> _Work request_: Every line of the following records that includes "Relative" should be copied.
---- Study material
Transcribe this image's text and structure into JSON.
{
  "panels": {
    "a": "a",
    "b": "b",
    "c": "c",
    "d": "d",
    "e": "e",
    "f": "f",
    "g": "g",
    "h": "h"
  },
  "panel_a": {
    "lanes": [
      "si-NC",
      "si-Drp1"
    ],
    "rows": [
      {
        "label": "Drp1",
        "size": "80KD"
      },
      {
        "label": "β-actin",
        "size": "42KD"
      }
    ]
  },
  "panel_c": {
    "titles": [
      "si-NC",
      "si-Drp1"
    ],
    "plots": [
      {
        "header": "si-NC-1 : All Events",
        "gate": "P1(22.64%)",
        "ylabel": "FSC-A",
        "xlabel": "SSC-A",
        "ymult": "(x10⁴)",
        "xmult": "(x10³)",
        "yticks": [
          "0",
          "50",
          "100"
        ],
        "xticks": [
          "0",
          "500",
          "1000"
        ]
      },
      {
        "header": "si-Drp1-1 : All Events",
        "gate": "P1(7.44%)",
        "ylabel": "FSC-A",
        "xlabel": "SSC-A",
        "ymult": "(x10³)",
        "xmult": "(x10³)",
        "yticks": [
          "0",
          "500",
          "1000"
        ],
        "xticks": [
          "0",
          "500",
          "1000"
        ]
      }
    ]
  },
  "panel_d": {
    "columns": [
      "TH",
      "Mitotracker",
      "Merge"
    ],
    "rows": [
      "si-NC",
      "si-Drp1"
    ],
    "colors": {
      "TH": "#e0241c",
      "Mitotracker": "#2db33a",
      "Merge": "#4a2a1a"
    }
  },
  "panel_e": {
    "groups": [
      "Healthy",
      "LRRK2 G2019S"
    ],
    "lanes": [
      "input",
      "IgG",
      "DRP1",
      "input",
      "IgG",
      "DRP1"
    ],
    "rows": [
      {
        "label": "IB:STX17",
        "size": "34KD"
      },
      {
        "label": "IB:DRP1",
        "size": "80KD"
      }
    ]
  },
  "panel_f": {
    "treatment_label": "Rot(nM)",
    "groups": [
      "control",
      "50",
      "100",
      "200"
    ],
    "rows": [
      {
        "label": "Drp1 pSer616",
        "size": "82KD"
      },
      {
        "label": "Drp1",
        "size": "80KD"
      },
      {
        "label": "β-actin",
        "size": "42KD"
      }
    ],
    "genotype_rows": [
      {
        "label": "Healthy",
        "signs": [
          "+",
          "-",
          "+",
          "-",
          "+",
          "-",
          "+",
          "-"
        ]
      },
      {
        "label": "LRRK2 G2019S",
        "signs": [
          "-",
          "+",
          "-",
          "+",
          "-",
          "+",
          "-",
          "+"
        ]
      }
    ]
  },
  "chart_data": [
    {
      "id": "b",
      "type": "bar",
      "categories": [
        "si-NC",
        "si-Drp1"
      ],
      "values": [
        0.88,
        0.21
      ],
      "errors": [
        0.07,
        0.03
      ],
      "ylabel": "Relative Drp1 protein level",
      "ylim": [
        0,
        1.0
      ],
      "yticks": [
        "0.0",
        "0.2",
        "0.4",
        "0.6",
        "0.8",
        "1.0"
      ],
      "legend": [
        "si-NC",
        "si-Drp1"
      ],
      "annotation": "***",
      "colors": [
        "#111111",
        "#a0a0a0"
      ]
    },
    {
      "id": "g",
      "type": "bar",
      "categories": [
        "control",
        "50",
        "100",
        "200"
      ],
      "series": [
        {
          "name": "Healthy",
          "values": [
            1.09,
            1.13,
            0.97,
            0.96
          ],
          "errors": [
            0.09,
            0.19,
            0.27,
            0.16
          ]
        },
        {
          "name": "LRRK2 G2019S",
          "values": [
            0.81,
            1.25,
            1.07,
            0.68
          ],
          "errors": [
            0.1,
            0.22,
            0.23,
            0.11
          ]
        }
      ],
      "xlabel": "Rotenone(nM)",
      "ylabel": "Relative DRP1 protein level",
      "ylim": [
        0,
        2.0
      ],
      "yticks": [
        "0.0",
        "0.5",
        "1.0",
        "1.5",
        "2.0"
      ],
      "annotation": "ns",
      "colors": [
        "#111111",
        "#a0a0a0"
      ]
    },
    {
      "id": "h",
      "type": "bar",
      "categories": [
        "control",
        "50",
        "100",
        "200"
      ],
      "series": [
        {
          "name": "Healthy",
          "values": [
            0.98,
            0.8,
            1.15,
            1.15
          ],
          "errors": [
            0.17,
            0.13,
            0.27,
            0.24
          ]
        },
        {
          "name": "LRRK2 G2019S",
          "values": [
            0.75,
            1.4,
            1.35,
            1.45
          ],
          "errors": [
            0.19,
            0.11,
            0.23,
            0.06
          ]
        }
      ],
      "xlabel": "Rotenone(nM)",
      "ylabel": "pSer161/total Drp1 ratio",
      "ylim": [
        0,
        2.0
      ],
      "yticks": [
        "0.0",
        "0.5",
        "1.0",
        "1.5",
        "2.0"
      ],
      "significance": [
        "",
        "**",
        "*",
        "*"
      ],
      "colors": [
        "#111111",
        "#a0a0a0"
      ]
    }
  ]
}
--------
> _Written solution_:
      "ylabel": "Relative Drp1 protein level",
      "ylabel": "Relative DRP1 protein level",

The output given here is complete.